Collection entries:
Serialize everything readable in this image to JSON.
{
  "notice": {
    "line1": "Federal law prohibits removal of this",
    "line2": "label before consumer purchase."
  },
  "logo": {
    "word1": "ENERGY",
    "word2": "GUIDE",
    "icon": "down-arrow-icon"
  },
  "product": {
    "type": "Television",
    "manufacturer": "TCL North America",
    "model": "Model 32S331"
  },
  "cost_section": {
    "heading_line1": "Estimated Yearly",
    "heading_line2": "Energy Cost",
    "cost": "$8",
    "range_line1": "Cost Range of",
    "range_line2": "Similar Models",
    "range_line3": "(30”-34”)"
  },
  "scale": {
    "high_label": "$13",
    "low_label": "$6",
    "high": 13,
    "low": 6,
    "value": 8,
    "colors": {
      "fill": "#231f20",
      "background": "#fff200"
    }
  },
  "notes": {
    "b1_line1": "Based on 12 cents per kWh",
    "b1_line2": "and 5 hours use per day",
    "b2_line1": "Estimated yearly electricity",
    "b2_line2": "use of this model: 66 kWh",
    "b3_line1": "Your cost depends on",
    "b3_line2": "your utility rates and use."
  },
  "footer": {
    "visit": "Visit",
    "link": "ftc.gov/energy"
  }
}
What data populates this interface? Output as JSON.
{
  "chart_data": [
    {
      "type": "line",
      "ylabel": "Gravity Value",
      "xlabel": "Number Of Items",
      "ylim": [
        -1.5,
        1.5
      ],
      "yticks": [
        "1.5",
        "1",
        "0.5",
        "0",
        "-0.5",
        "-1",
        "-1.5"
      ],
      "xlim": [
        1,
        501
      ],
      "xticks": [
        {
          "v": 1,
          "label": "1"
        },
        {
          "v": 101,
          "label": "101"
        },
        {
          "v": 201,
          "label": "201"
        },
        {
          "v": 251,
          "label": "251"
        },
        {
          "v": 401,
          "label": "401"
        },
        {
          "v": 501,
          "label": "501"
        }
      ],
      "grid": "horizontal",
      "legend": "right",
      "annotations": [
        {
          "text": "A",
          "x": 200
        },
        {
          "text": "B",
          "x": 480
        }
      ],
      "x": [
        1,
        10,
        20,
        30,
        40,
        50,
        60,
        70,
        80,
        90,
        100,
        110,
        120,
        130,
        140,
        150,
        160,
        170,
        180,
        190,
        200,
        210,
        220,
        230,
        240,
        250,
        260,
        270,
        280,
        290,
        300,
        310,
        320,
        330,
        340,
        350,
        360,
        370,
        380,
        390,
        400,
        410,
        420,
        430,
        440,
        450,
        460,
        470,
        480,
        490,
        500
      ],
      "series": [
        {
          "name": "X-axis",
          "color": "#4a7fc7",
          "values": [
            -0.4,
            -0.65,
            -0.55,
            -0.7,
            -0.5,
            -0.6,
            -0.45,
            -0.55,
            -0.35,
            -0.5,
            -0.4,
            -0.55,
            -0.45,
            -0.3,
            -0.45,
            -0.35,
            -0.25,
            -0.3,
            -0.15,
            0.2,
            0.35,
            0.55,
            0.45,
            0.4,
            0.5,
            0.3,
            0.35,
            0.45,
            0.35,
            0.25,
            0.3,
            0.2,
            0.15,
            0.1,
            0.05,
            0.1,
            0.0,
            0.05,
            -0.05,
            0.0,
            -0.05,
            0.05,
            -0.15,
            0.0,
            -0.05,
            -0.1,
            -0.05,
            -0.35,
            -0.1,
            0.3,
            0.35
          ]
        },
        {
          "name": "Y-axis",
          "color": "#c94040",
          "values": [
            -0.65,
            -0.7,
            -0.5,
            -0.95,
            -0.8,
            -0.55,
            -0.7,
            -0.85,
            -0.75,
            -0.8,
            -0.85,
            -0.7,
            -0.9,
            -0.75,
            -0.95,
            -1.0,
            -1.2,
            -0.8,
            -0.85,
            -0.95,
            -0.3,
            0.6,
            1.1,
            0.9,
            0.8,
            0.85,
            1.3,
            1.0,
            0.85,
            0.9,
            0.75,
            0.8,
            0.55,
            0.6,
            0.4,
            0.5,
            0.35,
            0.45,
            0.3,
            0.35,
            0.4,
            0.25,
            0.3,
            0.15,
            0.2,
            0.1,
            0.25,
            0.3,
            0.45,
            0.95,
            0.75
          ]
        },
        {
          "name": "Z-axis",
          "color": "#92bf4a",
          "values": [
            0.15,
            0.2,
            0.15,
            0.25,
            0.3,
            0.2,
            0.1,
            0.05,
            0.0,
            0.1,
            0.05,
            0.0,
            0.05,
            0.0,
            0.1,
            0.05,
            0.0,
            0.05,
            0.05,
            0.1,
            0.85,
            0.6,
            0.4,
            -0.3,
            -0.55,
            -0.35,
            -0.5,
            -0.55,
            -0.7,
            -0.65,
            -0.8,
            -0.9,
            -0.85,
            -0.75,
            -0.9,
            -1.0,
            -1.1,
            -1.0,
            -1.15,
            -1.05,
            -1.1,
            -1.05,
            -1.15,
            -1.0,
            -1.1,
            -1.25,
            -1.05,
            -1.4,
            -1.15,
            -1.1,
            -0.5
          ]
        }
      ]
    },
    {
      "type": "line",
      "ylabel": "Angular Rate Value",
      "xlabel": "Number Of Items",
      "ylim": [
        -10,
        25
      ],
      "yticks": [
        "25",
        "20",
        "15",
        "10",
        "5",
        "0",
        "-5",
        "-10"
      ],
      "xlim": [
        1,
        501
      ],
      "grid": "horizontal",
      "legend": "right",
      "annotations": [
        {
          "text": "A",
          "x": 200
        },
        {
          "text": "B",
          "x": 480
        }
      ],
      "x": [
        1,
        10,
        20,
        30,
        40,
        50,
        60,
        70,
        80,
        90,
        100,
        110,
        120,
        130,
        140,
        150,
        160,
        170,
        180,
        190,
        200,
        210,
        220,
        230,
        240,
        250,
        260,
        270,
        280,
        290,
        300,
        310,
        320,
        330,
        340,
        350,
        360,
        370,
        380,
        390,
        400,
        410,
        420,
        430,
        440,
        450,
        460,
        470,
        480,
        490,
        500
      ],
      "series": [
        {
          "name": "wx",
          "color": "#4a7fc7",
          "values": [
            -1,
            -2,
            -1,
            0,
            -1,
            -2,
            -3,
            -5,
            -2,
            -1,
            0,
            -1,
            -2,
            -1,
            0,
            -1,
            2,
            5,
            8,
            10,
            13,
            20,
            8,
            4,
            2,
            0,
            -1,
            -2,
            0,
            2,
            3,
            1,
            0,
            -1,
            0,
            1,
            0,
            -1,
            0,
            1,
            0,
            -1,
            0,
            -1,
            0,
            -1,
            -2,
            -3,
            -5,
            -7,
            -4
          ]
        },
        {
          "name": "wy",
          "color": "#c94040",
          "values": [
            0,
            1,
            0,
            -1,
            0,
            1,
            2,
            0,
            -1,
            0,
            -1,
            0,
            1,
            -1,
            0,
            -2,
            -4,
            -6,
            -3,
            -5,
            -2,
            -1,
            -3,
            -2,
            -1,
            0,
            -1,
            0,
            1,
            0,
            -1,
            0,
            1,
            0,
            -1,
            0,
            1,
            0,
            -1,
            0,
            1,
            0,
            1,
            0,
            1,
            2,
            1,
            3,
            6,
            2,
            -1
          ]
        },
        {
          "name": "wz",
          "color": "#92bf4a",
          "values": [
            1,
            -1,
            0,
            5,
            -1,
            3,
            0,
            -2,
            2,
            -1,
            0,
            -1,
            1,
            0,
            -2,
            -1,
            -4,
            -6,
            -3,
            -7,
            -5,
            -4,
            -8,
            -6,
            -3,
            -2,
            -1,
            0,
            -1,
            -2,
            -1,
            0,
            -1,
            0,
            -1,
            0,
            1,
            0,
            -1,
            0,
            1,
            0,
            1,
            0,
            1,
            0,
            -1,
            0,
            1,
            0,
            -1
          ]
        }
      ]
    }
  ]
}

Exercise task: Could you transcribe the records in full, exactly?

Task answer:
Serialize everything readable in this image to JSON.
{
  "notice": {
    "line1": "Federal law prohibits removal of this",
    "line2": "label before consumer purchase."
  },
  "logo": {
    "word1": "ENERGY",
    "word2": "GUIDE",
    "icon": "down-arrow-icon"
  },
  "product": {
    "type": "Television",
    "manufacturer": "TCL North America",
    "model": "Model 32S331"
  },
  "cost_section": {
    "heading_line1": "Estimated Yearly",
    "heading_line2": "Energy Cost",
    "cost": "$8",
    "range_line1": "Cost Range of",
    "range_line2": "Similar Models",
    "range_line3": "(30”-34”)"
  },
  "scale": {
    "high_label": "$13",
    "low_label": "$6",
    "high": 13,
    "low": 6,
    "value": 8,
    "colors": {
      "fill": "#231f20",
      "background": "#fff200"
    }
  },
  "notes": {
    "b1_line1": "Based on 12 cents per kWh",
    "b1_line2": "and 5 hours use per day",
    "b2_line1": "Estimated yearly electricity",
    "b2_line2": "use of this model: 66 kWh",
    "b3_line1": "Your cost depends on",
    "b3_line2": "your utility rates and use."
  },
  "footer": {
    "visit": "Visit",
    "link": "ftc.gov/energy"
  }
}
What data populates this interface? Output as JSON.
{
  "chart_data": [
    {
      "type": "line",
      "ylabel": "Gravity Value",
      "xlabel": "Number Of Items",
      "ylim": [
        -1.5,
        1.5
      ],
      "yticks": [
        "1.5",
        "1",
        "0.5",
        "0",
        "-0.5",
        "-1",
        "-1.5"
      ],
      "xlim": [
        1,
        501
      ],
      "xticks": [
        {
          "v": 1,
          "label": "1"
        },
        {
          "v": 101,
          "label": "101"
        },
        {
          "v": 201,
          "label": "201"
        },
        {
          "v": 251,
          "label": "251"
        },
        {
          "v": 401,
          "label": "401"
        },
        {
          "v": 501,
          "label": "501"
        }
      ],
      "grid": "horizontal",
      "legend": "right",
      "annotations": [
        {
          "text": "A",
          "x": 200
        },
        {
          "text": "B",
          "x": 480
        }
      ],
      "x": [
        1,
        10,
        20,
        30,
        40,
        50,
        60,
        70,
        80,
        90,
        100,
        110,
        120,
        130,
        140,
        150,
        160,
        170,
        180,
        190,
        200,
        210,
        220,
        230,
        240,
        250,
        260,
        270,
        280,
        290,
        300,
        310,
        320,
        330,
        340,
        350,
        360,
        370,
        380,
        390,
        400,
        410,
        420,
        430,
        440,
        450,
        460,
        470,
        480,
        490,
        500
      ],
      "series": [
        {
          "name": "X-axis",
          "color": "#4a7fc7",
          "values": [
            -0.4,
            -0.65,
            -0.55,
            -0.7,
            -0.5,
            -0.6,
            -0.45,
            -0.55,
            -0.35,
            -0.5,
            -0.4,
            -0.55,
            -0.45,
            -0.3,
            -0.45,
            -0.35,
            -0.25,
            -0.3,
            -0.15,
            0.2,
            0.35,
            0.55,
            0.45,
            0.4,
            0.5,
            0.3,
            0.35,
            0.45,
            0.35,
            0.25,
            0.3,
            0.2,
            0.15,
            0.1,
            0.05,
            0.1,
            0.0,
            0.05,
            -0.05,
            0.0,
            -0.05,
            0.05,
            -0.15,
            0.0,
            -0.05,
            -0.1,
            -0.05,
            -0.35,
            -0.1,
            0.3,
            0.35
          ]
        },
        {
          "name": "Y-axis",
          "color": "#c94040",
          "values": [
            -0.65,
            -0.7,
            -0.5,
            -0.95,
            -0.8,
            -0.55,
            -0.7,
            -0.85,
            -0.75,
            -0.8,
            -0.85,
            -0.7,
            -0.9,
            -0.75,
            -0.95,
            -1.0,
            -1.2,
            -0.8,
            -0.85,
            -0.95,
            -0.3,
            0.6,
            1.1,
            0.9,
            0.8,
            0.85,
            1.3,
            1.0,
            0.85,
            0.9,
            0.75,
            0.8,
            0.55,
            0.6,
            0.4,
            0.5,
            0.35,
            0.45,
            0.3,
            0.35,
            0.4,
            0.25,
            0.3,
            0.15,
            0.2,
            0.1,
            0.25,
            0.3,
            0.45,
            0.95,
            0.75
          ]
        },
        {
          "name": "Z-axis",
          "color": "#92bf4a",
          "values": [
            0.15,
            0.2,
            0.15,
            0.25,
            0.3,
            0.2,
            0.1,
            0.05,
            0.0,
            0.1,
            0.05,
            0.0,
            0.05,
            0.0,
            0.1,
            0.05,
            0.0,
            0.05,
            0.05,
            0.1,
            0.85,
            0.6,
            0.4,
            -0.3,
            -0.55,
            -0.35,
            -0.5,
            -0.55,
            -0.7,
            -0.65,
            -0.8,
            -0.9,
            -0.85,
            -0.75,
            -0.9,
            -1.0,
            -1.1,
            -1.0,
            -1.15,
            -1.05,
            -1.1,
            -1.05,
            -1.15,
            -1.0,
            -1.1,
            -1.25,
            -1.05,
            -1.4,
            -1.15,
            -1.1,
            -0.5
          ]
        }
      ]
    },
    {
      "type": "line",
      "ylabel": "Angular Rate Value",
      "xlabel": "Number Of Items",
      "ylim": [
        -10,
        25
      ],
      "yticks": [
        "25",
        "20",
        "15",
        "10",
        "5",
        "0",
        "-5",
        "-10"
      ],
      "xlim": [
        1,
        501
      ],
      "grid": "horizontal",
      "legend": "right",
      "annotations": [
        {
          "text": "A",
          "x": 200
        },
        {
          "text": "B",
          "x": 480
        }
      ],
      "x": [
        1,
        10,
        20,
        30,
        40,
        50,
        60,
        70,
        80,
        90,
        100,
        110,
        120,
        130,
        140,
        150,
        160,
        170,
        180,
        190,
        200,
        210,
        220,
        230,
        240,
        250,
        260,
        270,
        280,
        290,
        300,
        310,
        320,
        330,
        340,
        350,
        360,
        370,
        380,
        390,
        400,
        410,
        420,
        430,
        440,
        450,
        460,
        470,
        480,
        490,
        500
      ],
      "series": [
        {
          "name": "wx",
          "color": "#4a7fc7",
          "values": [
            -1,
            -2,
            -1,
            0,
            -1,
            -2,
            -3,
            -5,
            -2,
            -1,
            0,
            -1,
            -2,
            -1,
            0,
            -1,
            2,
            5,
            8,
            10,
            13,
            20,
            8,
            4,
            2,
            0,
            -1,
            -2,
            0,
            2,
            3,
            1,
            0,
            -1,
            0,
            1,
            0,
            -1,
            0,
            1,
            0,
            -1,
            0,
            -1,
            0,
            -1,
            -2,
            -3,
            -5,
            -7,
            -4
          ]
        },
        {
          "name": "wy",
          "color": "#c94040",
          "values": [
            0,
            1,
            0,
            -1,
            0,
            1,
            2,
            0,
            -1,
            0,
            -1,
            0,
            1,
            -1,
            0,
            -2,
            -4,
            -6,
            -3,
            -5,
            -2,
            -1,
            -3,
            -2,
            -1,
            0,
            -1,
            0,
            1,
            0,
            -1,
            0,
            1,
            0,
            -1,
            0,
            1,
            0,
            -1,
            0,
            1,
            0,
            1,
            0,
            1,
            2,
            1,
            3,
            6,
            2,
            -1
          ]
        },
        {
          "name": "wz",
          "color": "#92bf4a",
          "values": [
            1,
            -1,
            0,
            5,
            -1,
            3,
            0,
            -2,
            2,
            -1,
            0,
            -1,
            1,
            0,
            -2,
            -1,
            -4,
            -6,
            -3,
            -7,
            -5,
            -4,
            -8,
            -6,
            -3,
            -2,
            -1,
            0,
            -1,
            -2,
            -1,
            0,
            -1,
            0,
            -1,
            0,
            1,
            0,
            -1,
            0,
            1,
            0,
            1,
            0,
            1,
            0,
            -1,
            0,
            1,
            0,
            -1
          ]
        }
      ]
    }
  ]
}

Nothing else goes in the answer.